- REQUIREMENT: Can you reproduce the data beneath, keeping every line exact?

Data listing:

|---|

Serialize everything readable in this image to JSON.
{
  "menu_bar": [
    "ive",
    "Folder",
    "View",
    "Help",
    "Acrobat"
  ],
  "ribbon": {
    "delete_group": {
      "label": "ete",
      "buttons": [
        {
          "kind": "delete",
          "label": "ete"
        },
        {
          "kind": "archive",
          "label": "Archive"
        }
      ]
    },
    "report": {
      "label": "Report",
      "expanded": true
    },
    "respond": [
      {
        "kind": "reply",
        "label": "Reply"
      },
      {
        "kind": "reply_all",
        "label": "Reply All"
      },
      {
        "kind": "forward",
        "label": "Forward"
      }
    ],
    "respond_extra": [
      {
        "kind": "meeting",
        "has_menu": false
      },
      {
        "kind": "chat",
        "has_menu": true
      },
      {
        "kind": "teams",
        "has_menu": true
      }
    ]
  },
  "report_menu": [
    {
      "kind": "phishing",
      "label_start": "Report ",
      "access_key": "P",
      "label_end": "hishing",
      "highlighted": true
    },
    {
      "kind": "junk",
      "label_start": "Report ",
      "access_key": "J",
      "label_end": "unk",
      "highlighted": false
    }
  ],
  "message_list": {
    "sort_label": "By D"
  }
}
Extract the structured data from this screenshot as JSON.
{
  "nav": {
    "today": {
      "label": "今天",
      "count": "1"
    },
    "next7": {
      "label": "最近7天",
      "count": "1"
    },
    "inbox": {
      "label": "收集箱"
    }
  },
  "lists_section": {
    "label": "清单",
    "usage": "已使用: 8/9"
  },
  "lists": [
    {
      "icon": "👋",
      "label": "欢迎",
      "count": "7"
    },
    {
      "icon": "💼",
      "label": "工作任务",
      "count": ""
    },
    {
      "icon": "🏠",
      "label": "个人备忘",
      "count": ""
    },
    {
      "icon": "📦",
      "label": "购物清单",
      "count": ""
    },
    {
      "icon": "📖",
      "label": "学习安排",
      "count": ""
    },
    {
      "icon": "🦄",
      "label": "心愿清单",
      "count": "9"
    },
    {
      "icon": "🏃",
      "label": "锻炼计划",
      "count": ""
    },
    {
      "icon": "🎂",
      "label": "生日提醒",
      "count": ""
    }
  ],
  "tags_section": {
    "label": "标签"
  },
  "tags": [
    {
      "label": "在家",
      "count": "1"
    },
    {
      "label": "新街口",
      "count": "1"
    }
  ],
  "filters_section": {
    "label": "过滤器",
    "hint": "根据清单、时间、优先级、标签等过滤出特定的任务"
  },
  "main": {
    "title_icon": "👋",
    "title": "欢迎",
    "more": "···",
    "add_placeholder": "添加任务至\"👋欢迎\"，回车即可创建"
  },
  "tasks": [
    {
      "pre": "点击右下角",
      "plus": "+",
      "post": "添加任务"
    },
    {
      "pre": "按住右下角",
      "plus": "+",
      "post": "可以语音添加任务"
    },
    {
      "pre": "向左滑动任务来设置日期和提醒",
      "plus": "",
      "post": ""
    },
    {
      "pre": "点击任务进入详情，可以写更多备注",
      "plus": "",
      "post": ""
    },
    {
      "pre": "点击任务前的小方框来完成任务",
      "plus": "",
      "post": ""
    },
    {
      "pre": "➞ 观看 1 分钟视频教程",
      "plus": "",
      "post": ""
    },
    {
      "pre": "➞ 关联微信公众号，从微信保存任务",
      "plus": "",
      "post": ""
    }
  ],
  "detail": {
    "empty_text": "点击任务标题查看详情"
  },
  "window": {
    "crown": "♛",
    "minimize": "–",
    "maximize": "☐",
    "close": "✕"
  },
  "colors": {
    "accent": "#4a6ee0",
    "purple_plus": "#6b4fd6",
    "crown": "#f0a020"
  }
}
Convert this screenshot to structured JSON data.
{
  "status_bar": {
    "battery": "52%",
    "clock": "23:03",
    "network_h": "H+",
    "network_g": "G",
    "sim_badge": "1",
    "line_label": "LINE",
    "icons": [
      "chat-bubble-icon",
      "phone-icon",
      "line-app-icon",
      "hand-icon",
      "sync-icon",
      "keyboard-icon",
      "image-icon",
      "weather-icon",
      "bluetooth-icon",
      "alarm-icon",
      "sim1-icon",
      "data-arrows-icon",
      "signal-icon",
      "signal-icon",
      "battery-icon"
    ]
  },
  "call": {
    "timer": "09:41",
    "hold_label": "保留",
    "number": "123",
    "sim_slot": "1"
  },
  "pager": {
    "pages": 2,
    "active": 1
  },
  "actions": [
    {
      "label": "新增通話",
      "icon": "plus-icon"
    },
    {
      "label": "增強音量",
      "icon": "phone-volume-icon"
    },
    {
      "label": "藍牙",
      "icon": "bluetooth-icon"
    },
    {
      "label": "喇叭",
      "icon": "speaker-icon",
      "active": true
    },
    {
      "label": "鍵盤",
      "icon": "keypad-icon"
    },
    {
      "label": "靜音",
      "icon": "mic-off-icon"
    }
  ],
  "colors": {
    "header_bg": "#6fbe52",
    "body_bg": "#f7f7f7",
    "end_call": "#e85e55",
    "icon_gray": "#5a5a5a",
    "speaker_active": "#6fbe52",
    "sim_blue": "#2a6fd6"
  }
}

|---|

- TASK RESULT:
Serialize everything readable in this image to JSON.
{
  "menu_bar": [
    "ive",
    "Folder",
    "View",
    "Help",
    "Acrobat"
  ],
  "ribbon": {
    "delete_group": {
      "label": "ete",
      "buttons": [
        {
          "kind": "delete",
          "label": "ete"
        },
        {
          "kind": "archive",
          "label": "Archive"
        }
      ]
    },
    "report": {
      "label": "Report",
      "expanded": true
    },
    "respond": [
      {
        "kind": "reply",
        "label": "Reply"
      },
      {
        "kind": "reply_all",
        "label": "Reply All"
      },
      {
        "kind": "forward",
        "label": "Forward"
      }
    ],
    "respond_extra": [
      {
        "kind": "meeting",
        "has_menu": false
      },
      {
        "kind": "chat",
        "has_menu": true
      },
      {
        "kind": "teams",
        "has_menu": true
      }
    ]
  },
  "report_menu": [
    {
      "kind": "phishing",
      "label_start": "Report ",
      "access_key": "P",
      "label_end": "hishing",
      "highlighted": true
    },
    {
      "kind": "junk",
      "label_start": "Report ",
      "access_key": "J",
      "label_end": "unk",
      "highlighted": false
    }
  ],
  "message_list": {
    "sort_label": "By D"
  }
}
Extract the structured data from this screenshot as JSON.
{
  "nav": {
    "today": {
      "label": "今天",
      "count": "1"
    },
    "next7": {
      "label": "最近7天",
      "count": "1"
    },
    "inbox": {
      "label": "收集箱"
    }
  },
  "lists_section": {
    "label": "清单",
    "usage": "已使用: 8/9"
  },
  "lists": [
    {
      "icon": "👋",
      "label": "欢迎",
      "count": "7"
    },
    {
      "icon": "💼",
      "label": "工作任务",
      "count": ""
    },
    {
      "icon": "🏠",
      "label": "个人备忘",
      "count": ""
    },
    {
      "icon": "📦",
      "label": "购物清单",
      "count": ""
    },
    {
      "icon": "📖",
      "label": "学习安排",
      "count": ""
    },
    {
      "icon": "🦄",
      "label": "心愿清单",
      "count": "9"
    },
    {
      "icon": "🏃",
      "label": "锻炼计划",
      "count": ""
    },
    {
      "icon": "🎂",
      "label": "生日提醒",
      "count": ""
    }
  ],
  "tags_section": {
    "label": "标签"
  },
  "tags": [
    {
      "label": "在家",
      "count": "1"
    },
    {
      "label": "新街口",
      "count": "1"
    }
  ],
  "filters_section": {
    "label": "过滤器",
    "hint": "根据清单、时间、优先级、标签等过滤出特定的任务"
  },
  "main": {
    "title_icon": "👋",
    "title": "欢迎",
    "more": "···",
    "add_placeholder": "添加任务至\"👋欢迎\"，回车即可创建"
  },
  "tasks": [
    {
      "pre": "点击右下角",
      "plus": "+",
      "post": "添加任务"
    },
    {
      "pre": "按住右下角",
      "plus": "+",
      "post": "可以语音添加任务"
    },
    {
      "pre": "向左滑动任务来设置日期和提醒",
      "plus": "",
      "post": ""
    },
    {
      "pre": "点击任务进入详情，可以写更多备注",
      "plus": "",
      "post": ""
    },
    {
      "pre": "点击任务前的小方框来完成任务",
      "plus": "",
      "post": ""
    },
    {
      "pre": "➞ 观看 1 分钟视频教程",
      "plus": "",
      "post": ""
    },
    {
      "pre": "➞ 关联微信公众号，从微信保存任务",
      "plus": "",
      "post": ""
    }
  ],
  "detail": {
    "empty_text": "点击任务标题查看详情"
  },
  "window": {
    "crown": "♛",
    "minimize": "–",
    "maximize": "☐",
    "close": "✕"
  },
  "colors": {
    "accent": "#4a6ee0",
    "purple_plus": "#6b4fd6",
    "crown": "#f0a020"
  }
}
Convert this screenshot to structured JSON data.
{
  "status_bar": {
    "battery": "52%",
    "clock": "23:03",
    "network_h": "H+",
    "network_g": "G",
    "sim_badge": "1",
    "line_label": "LINE",
    "icons": [
      "chat-bubble-icon",
      "phone-icon",
      "line-app-icon",
      "hand-icon",
      "sync-icon",
      "keyboard-icon",
      "image-icon",
      "weather-icon",
      "bluetooth-icon",
      "alarm-icon",
      "sim1-icon",
      "data-arrows-icon",
      "signal-icon",
      "signal-icon",
      "battery-icon"
    ]
  },
  "call": {
    "timer": "09:41",
    "hold_label": "保留",
    "number": "123",
    "sim_slot": "1"
  },
  "pager": {
    "pages": 2,
    "active": 1
  },
  "actions": [
    {
      "label": "新增通話",
      "icon": "plus-icon"
    },
    {
      "label": "增強音量",
      "icon": "phone-volume-icon"
    },
    {
      "label": "藍牙",
      "icon": "bluetooth-icon"
    },
    {
      "label": "喇叭",
      "icon": "speaker-icon",
      "active": true
    },
    {
      "label": "鍵盤",
      "icon": "keypad-icon"
    },
    {
      "label": "靜音",
      "icon": "mic-off-icon"
    }
  ],
  "colors": {
    "header_bg": "#6fbe52",
    "body_bg": "#f7f7f7",
    "end_call": "#e85e55",
    "icon_gray": "#5a5a5a",
    "speaker_active": "#6fbe52",
    "sim_blue": "#2a6fd6"
  }
}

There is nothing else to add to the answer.